## SELECTED EXTRACT
■ ■ ■ ■ ■
Let's get rid of workers . . .

Trying to refine this ideas :

What about a process called "infrastructure" that converts prod to public work and enable a public works panel to choose between mine, farm, trade post, ... (ie only one type at a time) and then you free some people to mak them unassigned citizens that you can drag & drop on the city tiles that you want to improve. usefullness must be dependent on prod output (there, the unassigned citizens are still counting 1 prod) and the exchange rate and costs of the public works.

Well, several different mechanics have been discussed. Honestly, I don't know how "public works" worked in Call to Power exactly. Here's a summary of what seems to be suggested in the two threads that have been merged:

(A) Citizens work a tile and receive the un-improved tile yield. The relevant improvement appears under construction (i.e., by working the tile, the citizen is both producing and improving simultaneously) (This was my initial suggestion, though I was never so explict as the first post was more idea focused over mechanics);

(B) Citizens are removed from producing anything an assigned to make improvements from the city screen (or you just tell them to make improvements and they automatically improve based on AI - like automating workers, and taking into account city focus);

(C) You just buy improvements and plop them down. Sim-City style with an increasing cost.​

I still favor my initial suggestion - but get rid of trading posts, so that for most tiles, there really is only one choice of improvement. This way geography will play a larger role. (For tiles that you could still choose, the AI will decide what to build based on city focus, with some sort of override from the city view). This way, there's less MM.
■ ■ ■ ■ ■
## SUPPLIED INFORMATION
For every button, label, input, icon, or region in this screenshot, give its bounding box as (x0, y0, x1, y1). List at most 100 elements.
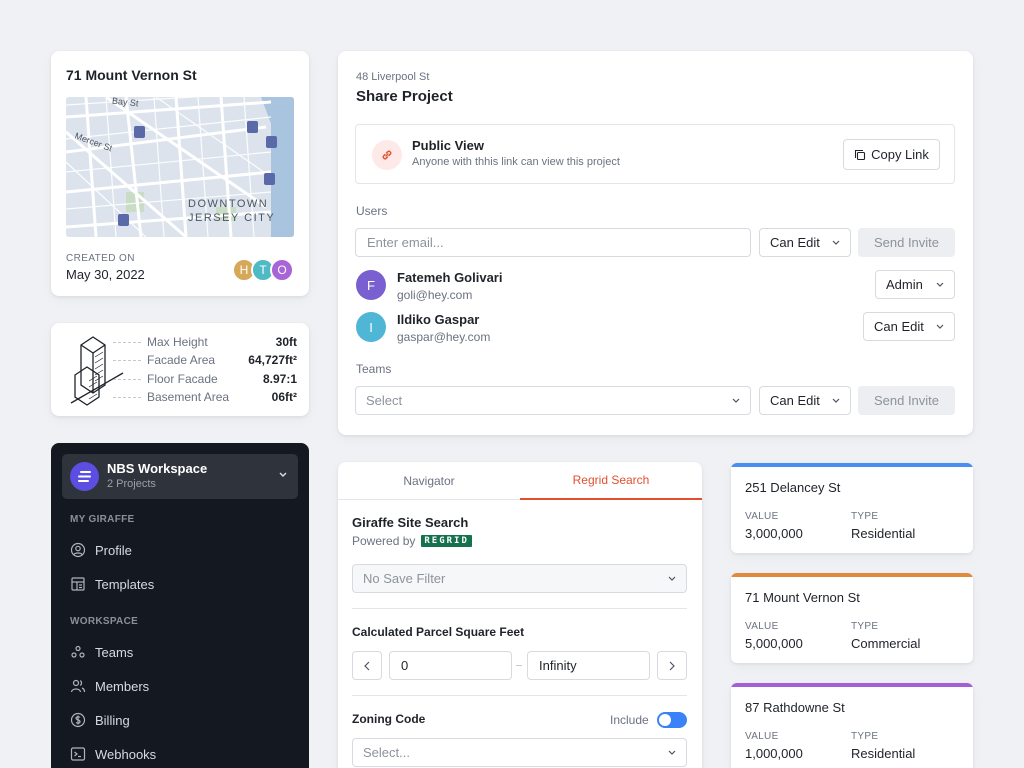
■ ■ ■ ■ ■
## PROBLEM TO WORK ON
Translate this sentence from the post about replacing workers into Spanish: "This way geography will play a larger role." The data above are separate from the text.

## ANSWER TO THIS PROBLEM
De esta manera, la geografía tendrá un papel más importante.